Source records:
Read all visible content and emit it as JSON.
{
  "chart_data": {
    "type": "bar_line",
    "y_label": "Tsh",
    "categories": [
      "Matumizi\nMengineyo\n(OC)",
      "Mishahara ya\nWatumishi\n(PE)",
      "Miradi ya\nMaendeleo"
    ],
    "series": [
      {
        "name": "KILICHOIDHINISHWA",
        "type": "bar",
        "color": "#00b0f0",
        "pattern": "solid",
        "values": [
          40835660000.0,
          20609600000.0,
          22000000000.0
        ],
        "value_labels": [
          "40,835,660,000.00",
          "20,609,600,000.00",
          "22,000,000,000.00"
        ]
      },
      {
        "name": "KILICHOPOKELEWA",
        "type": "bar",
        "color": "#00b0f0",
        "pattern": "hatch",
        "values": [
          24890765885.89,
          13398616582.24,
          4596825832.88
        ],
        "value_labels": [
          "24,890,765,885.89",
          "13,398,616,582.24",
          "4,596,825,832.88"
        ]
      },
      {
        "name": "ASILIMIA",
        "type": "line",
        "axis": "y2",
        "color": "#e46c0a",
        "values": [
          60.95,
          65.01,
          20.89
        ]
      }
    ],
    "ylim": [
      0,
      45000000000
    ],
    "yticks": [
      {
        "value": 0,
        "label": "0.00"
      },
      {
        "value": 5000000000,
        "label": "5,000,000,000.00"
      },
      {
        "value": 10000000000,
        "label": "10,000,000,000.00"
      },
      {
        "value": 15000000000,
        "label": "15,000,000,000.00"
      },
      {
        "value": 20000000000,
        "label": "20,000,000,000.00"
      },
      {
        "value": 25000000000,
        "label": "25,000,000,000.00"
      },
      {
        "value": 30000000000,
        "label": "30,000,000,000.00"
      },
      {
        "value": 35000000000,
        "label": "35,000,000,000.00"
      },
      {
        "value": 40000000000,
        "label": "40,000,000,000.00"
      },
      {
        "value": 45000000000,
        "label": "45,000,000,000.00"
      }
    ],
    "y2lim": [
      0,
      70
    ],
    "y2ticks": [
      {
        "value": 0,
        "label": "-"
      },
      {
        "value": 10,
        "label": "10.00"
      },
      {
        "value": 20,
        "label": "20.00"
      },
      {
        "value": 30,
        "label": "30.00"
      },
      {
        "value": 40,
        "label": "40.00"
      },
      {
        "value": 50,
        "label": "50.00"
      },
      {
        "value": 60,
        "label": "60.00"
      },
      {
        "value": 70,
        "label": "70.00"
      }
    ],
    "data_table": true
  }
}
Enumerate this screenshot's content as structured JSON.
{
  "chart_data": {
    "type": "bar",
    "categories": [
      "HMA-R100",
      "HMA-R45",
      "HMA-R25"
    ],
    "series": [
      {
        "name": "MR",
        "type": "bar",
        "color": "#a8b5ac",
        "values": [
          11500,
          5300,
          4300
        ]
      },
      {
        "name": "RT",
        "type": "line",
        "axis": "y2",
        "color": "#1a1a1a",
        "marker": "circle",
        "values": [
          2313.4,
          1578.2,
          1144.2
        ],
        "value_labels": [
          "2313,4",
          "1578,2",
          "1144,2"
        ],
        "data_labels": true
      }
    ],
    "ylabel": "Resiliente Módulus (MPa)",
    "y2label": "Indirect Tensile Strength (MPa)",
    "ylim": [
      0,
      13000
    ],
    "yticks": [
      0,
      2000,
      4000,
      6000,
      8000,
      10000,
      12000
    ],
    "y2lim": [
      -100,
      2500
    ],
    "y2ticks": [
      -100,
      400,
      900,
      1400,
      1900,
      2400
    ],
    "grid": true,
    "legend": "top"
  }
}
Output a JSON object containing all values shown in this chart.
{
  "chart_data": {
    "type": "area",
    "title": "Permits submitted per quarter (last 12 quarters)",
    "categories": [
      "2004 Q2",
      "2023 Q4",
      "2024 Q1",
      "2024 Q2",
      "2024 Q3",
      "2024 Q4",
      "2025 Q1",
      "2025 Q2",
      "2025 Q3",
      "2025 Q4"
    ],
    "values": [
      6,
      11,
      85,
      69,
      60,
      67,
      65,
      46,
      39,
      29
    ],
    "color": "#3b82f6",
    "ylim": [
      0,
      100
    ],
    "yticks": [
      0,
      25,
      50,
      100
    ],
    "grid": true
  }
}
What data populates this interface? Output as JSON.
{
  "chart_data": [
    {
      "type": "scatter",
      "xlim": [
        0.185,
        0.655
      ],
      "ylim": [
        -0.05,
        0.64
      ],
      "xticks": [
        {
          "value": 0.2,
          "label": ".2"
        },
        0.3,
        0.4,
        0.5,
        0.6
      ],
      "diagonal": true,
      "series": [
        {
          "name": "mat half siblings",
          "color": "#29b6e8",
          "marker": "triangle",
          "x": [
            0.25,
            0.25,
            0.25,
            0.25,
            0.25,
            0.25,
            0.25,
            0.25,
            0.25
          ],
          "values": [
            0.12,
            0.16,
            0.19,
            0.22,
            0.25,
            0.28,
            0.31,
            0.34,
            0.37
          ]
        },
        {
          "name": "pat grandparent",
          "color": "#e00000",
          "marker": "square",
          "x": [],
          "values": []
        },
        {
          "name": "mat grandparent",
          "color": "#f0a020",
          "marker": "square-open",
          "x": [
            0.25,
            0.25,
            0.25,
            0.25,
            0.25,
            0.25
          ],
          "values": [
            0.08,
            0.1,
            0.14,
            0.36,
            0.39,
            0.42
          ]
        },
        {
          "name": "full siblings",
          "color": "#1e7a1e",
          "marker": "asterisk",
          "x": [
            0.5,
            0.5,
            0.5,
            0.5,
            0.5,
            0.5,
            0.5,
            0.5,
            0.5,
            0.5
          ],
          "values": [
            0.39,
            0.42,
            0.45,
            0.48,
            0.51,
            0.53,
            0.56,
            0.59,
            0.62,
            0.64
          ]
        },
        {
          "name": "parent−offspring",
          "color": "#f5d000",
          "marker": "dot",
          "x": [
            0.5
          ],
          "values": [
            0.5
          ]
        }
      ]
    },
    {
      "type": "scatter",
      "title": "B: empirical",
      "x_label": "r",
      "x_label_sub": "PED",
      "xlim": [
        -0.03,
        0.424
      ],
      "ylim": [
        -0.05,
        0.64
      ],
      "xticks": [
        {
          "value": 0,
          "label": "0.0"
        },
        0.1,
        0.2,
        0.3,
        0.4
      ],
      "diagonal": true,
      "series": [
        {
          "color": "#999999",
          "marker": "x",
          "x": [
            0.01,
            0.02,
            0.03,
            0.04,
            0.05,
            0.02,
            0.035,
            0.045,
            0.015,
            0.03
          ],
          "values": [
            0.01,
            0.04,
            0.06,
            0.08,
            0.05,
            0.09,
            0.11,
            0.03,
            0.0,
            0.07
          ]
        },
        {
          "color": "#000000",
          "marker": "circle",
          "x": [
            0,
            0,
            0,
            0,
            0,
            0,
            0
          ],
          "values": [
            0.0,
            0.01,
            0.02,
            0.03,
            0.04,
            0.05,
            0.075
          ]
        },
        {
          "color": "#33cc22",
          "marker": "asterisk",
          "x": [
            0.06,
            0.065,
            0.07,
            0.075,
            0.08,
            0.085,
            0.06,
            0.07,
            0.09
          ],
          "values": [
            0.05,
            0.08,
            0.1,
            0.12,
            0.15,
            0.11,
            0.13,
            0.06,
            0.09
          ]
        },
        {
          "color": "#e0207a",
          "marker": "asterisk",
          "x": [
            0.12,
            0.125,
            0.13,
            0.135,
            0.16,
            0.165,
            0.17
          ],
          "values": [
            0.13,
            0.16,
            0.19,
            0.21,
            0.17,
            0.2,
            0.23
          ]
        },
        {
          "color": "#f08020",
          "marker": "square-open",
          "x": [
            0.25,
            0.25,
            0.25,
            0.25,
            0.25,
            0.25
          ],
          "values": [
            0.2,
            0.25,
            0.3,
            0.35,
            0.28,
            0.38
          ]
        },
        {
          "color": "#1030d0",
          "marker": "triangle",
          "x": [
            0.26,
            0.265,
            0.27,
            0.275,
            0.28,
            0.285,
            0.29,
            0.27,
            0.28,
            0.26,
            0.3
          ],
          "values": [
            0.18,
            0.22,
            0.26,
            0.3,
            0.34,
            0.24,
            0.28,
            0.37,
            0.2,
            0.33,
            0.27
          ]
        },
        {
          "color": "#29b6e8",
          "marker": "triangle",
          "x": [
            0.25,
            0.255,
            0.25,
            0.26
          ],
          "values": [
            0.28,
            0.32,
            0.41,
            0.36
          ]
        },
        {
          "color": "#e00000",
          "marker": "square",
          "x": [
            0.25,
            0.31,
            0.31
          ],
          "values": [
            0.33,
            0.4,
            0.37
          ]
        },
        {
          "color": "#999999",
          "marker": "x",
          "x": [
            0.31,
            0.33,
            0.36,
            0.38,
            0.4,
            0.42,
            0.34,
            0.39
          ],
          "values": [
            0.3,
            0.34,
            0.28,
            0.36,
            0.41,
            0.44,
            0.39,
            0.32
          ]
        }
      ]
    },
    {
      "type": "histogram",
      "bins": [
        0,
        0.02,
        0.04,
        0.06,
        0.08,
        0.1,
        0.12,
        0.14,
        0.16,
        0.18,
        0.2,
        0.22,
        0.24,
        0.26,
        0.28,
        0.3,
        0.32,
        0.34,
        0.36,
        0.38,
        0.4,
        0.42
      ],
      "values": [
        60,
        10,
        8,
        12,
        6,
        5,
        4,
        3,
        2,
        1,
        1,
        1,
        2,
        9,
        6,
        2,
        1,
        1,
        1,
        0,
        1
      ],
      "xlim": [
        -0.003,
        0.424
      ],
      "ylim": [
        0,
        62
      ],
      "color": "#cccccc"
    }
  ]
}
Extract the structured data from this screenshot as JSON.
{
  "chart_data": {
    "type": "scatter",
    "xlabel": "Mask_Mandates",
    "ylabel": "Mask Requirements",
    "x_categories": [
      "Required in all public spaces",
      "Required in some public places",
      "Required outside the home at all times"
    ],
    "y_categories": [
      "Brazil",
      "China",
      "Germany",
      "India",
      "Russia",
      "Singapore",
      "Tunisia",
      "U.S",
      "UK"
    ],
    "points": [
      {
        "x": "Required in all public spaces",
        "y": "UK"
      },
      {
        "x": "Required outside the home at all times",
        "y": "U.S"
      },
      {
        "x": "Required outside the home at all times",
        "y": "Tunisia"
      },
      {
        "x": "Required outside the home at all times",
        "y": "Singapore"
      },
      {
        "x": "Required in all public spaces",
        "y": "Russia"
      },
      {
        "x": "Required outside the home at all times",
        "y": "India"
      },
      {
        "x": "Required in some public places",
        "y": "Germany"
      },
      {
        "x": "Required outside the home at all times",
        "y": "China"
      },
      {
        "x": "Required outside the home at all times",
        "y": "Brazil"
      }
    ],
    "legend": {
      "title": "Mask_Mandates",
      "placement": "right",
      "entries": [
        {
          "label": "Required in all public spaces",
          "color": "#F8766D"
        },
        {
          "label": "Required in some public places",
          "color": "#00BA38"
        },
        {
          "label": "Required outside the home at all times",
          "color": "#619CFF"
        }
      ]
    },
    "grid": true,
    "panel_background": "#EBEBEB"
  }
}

Requirements:
Which lines include "this"? Copy each of them out.

Completed exercise:
Enumerate this screenshot's content as structured JSON.
Output a JSON object containing all values shown in this chart.
What data populates this interface? Output as JSON.
Extract the structured data from this screenshot as JSON.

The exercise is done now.